- **Task item**: In the records, find each line where "acetate" occurs, and copy it.
━━━━━━
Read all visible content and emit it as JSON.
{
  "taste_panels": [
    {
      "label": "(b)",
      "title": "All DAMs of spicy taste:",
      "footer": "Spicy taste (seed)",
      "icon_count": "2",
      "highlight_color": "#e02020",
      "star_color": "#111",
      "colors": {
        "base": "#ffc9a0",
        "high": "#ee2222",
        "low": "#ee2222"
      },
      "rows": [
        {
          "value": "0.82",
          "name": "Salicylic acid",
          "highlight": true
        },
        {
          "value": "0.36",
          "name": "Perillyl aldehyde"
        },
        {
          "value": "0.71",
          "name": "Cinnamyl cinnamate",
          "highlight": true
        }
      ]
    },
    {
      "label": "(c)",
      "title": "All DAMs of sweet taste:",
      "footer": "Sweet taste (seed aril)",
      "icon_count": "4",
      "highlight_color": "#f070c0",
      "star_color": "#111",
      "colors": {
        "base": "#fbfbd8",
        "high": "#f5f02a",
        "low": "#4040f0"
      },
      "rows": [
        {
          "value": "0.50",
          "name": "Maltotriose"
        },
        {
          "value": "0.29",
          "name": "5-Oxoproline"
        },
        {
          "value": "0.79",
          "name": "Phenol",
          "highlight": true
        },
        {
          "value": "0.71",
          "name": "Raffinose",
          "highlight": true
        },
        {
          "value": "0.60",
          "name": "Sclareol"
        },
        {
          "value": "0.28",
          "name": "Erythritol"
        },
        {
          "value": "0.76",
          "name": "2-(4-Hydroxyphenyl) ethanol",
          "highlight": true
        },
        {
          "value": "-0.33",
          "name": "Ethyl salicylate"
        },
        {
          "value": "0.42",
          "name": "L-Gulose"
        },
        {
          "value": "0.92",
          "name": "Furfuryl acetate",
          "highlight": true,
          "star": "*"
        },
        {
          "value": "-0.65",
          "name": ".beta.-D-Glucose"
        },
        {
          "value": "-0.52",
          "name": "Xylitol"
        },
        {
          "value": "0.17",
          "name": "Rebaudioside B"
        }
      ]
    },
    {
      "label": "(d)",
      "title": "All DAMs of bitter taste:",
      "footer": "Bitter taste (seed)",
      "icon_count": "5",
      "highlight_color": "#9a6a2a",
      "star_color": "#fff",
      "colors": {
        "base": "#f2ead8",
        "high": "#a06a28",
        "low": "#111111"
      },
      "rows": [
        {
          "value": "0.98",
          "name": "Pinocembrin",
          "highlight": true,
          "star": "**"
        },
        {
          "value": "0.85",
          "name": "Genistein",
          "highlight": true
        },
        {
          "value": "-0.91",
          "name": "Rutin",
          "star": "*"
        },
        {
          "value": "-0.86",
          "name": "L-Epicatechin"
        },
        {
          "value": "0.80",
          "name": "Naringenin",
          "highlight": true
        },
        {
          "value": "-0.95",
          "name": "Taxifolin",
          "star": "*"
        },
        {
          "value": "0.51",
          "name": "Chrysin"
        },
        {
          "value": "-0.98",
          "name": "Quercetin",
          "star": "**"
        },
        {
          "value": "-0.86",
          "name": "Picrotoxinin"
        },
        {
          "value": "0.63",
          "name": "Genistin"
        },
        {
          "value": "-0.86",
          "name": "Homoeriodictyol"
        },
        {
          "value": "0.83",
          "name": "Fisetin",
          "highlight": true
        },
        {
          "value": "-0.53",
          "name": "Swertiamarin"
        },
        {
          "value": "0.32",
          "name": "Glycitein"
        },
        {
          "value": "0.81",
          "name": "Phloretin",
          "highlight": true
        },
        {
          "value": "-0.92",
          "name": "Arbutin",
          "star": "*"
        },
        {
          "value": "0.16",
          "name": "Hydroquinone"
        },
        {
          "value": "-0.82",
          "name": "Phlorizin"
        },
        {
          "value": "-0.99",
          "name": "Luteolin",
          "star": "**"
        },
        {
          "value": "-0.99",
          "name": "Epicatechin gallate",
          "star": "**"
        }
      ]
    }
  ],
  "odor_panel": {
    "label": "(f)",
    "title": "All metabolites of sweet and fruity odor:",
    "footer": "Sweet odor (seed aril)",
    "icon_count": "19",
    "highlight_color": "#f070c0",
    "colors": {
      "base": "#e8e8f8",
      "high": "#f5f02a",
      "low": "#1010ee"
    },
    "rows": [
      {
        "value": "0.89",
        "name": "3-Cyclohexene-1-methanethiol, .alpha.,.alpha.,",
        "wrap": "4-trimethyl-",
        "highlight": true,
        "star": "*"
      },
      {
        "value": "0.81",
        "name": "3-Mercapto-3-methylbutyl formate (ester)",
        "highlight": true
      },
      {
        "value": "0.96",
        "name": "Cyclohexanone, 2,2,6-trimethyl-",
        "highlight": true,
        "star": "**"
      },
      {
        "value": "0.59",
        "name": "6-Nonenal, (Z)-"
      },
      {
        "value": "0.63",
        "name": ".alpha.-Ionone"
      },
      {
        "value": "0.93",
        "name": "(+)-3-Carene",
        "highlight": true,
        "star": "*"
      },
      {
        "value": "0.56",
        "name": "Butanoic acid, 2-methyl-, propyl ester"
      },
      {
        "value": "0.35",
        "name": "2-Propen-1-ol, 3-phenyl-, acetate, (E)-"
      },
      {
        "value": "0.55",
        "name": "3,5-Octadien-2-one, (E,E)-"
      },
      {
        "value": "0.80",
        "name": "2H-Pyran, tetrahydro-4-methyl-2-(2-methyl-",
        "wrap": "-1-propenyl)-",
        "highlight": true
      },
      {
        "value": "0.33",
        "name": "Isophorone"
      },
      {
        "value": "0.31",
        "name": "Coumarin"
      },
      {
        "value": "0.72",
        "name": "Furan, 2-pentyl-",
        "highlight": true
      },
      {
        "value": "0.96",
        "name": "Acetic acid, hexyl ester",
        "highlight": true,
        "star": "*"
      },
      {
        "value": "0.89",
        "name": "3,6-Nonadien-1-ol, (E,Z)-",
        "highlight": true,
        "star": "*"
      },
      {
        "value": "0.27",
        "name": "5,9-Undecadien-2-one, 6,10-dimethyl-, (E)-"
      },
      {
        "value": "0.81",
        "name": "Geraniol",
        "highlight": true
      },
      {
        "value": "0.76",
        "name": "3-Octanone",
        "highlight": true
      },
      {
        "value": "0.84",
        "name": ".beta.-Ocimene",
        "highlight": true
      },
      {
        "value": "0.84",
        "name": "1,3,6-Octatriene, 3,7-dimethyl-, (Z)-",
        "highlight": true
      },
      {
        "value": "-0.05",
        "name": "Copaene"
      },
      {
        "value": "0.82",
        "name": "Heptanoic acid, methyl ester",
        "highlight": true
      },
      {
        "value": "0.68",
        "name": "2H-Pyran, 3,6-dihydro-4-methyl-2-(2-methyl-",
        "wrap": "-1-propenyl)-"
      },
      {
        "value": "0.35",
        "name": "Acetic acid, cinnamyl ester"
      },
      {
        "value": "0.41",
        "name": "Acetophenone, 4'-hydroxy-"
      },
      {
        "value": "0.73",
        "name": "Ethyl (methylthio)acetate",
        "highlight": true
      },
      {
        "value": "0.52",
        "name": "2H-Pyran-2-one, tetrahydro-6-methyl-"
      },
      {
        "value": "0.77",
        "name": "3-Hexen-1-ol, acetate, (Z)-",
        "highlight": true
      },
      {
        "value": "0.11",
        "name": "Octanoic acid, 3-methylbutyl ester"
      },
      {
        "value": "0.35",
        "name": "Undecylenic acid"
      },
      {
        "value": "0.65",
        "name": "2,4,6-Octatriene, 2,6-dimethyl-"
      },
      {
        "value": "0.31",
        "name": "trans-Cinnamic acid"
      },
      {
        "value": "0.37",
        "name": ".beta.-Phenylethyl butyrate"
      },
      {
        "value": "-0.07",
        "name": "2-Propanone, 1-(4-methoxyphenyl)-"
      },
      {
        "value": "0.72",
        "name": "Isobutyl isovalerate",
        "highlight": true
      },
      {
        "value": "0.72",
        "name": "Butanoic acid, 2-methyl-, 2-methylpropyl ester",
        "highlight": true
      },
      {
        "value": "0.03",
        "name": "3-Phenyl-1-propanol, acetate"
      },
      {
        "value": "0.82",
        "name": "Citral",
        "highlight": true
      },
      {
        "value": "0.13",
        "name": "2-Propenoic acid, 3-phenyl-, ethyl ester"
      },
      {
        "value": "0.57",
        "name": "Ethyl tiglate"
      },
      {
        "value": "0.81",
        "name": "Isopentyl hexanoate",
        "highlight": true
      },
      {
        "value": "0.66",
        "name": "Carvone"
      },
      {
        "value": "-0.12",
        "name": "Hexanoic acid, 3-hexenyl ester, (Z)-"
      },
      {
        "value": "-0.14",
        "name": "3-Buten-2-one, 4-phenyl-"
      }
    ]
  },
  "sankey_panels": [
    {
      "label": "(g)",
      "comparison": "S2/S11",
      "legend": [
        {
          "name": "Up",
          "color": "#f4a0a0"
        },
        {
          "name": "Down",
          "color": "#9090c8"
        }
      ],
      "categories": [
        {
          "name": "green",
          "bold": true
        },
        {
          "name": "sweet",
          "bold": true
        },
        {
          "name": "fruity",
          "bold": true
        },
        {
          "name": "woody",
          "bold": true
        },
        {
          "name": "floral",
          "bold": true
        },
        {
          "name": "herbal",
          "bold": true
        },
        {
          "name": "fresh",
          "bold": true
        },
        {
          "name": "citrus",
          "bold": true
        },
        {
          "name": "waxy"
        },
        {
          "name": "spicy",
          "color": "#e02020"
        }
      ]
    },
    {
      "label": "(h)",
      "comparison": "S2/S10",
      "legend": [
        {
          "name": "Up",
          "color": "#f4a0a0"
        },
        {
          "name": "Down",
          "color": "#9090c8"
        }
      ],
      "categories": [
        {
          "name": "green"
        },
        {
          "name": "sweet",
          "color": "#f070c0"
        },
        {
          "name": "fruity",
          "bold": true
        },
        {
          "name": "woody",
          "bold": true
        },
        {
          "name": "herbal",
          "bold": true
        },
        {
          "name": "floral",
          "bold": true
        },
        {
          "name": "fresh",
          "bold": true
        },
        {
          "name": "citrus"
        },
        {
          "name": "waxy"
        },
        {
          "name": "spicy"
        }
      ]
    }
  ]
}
━━━━━━
- **Solution to the problem**:
          "name": "Furfuryl acetate",
        "name": "2-Propen-1-ol, 3-phenyl-, acetate, (E)-"
        "name": "Ethyl (methylthio)acetate",
        "name": "3-Hexen-1-ol, acetate, (Z)-",
        "name": "3-Phenyl-1-propanol, acetate"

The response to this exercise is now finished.